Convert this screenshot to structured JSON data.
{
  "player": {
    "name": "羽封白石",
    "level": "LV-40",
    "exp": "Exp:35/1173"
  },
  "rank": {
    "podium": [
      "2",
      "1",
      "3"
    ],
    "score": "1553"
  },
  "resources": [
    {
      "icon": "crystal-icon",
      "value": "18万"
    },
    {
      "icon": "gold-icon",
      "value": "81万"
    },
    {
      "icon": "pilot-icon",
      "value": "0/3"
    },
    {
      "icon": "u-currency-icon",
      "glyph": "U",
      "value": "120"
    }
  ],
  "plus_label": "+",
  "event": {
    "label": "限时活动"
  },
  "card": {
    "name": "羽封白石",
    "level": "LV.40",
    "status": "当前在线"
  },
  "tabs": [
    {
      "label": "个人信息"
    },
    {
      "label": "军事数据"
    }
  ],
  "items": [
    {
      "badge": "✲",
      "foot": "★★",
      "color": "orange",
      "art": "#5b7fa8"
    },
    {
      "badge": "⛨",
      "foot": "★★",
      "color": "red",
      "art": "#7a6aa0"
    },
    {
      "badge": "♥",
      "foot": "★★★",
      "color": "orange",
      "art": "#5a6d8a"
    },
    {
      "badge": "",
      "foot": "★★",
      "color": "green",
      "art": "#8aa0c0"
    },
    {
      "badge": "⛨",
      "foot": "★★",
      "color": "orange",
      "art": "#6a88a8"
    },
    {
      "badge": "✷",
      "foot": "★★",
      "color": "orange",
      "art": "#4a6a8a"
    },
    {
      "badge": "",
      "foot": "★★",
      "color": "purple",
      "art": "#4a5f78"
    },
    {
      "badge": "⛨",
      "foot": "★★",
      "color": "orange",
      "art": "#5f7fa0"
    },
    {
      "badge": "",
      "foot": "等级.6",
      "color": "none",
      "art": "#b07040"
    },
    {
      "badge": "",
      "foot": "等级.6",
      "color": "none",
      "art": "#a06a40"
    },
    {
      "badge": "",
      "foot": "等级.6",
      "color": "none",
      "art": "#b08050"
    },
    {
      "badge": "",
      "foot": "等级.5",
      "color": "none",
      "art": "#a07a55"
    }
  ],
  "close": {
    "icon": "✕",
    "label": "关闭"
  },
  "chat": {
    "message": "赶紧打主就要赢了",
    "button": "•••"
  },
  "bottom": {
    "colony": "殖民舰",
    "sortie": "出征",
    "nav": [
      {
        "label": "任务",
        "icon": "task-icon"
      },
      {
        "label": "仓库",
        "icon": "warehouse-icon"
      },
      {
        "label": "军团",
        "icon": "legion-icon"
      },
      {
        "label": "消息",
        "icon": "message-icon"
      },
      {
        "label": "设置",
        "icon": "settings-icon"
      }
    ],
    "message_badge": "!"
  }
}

+===+

Extract the listing in its entirety, matching it exactly.

Convert this screenshot to structured JSON data.
{
  "player": {
    "name": "羽封白石",
    "level": "LV-40",
    "exp": "Exp:35/1173"
  },
  "rank": {
    "podium": [
      "2",
      "1",
      "3"
    ],
    "score": "1553"
  },
  "resources": [
    {
      "icon": "crystal-icon",
      "value": "18万"
    },
    {
      "icon": "gold-icon",
      "value": "81万"
    },
    {
      "icon": "pilot-icon",
      "value": "0/3"
    },
    {
      "icon": "u-currency-icon",
      "glyph": "U",
      "value": "120"
    }
  ],
  "plus_label": "+",
  "event": {
    "label": "限时活动"
  },
  "card": {
    "name": "羽封白石",
    "level": "LV.40",
    "status": "当前在线"
  },
  "tabs": [
    {
      "label": "个人信息"
    },
    {
      "label": "军事数据"
    }
  ],
  "items": [
    {
      "badge": "✲",
      "foot": "★★",
      "color": "orange",
      "art": "#5b7fa8"
    },
    {
      "badge": "⛨",
      "foot": "★★",
      "color": "red",
      "art": "#7a6aa0"
    },
    {
      "badge": "♥",
      "foot": "★★★",
      "color": "orange",
      "art": "#5a6d8a"
    },
    {
      "badge": "",
      "foot": "★★",
      "color": "green",
      "art": "#8aa0c0"
    },
    {
      "badge": "⛨",
      "foot": "★★",
      "color": "orange",
      "art": "#6a88a8"
    },
    {
      "badge": "✷",
      "foot": "★★",
      "color": "orange",
      "art": "#4a6a8a"
    },
    {
      "badge": "",
      "foot": "★★",
      "color": "purple",
      "art": "#4a5f78"
    },
    {
      "badge": "⛨",
      "foot": "★★",
      "color": "orange",
      "art": "#5f7fa0"
    },
    {
      "badge": "",
      "foot": "等级.6",
      "color": "none",
      "art": "#b07040"
    },
    {
      "badge": "",
      "foot": "等级.6",
      "color": "none",
      "art": "#a06a40"
    },
    {
      "badge": "",
      "foot": "等级.6",
      "color": "none",
      "art": "#b08050"
    },
    {
      "badge": "",
      "foot": "等级.5",
      "color": "none",
      "art": "#a07a55"
    }
  ],
  "close": {
    "icon": "✕",
    "label": "关闭"
  },
  "chat": {
    "message": "赶紧打主就要赢了",
    "button": "•••"
  },
  "bottom": {
    "colony": "殖民舰",
    "sortie": "出征",
    "nav": [
      {
        "label": "任务",
        "icon": "task-icon"
      },
      {
        "label": "仓库",
        "icon": "warehouse-icon"
      },
      {
        "label": "军团",
        "icon": "legion-icon"
      },
      {
        "label": "消息",
        "icon": "message-icon"
      },
      {
        "label": "设置",
        "icon": "settings-icon"
      }
    ],
    "message_badge": "!"
  }
}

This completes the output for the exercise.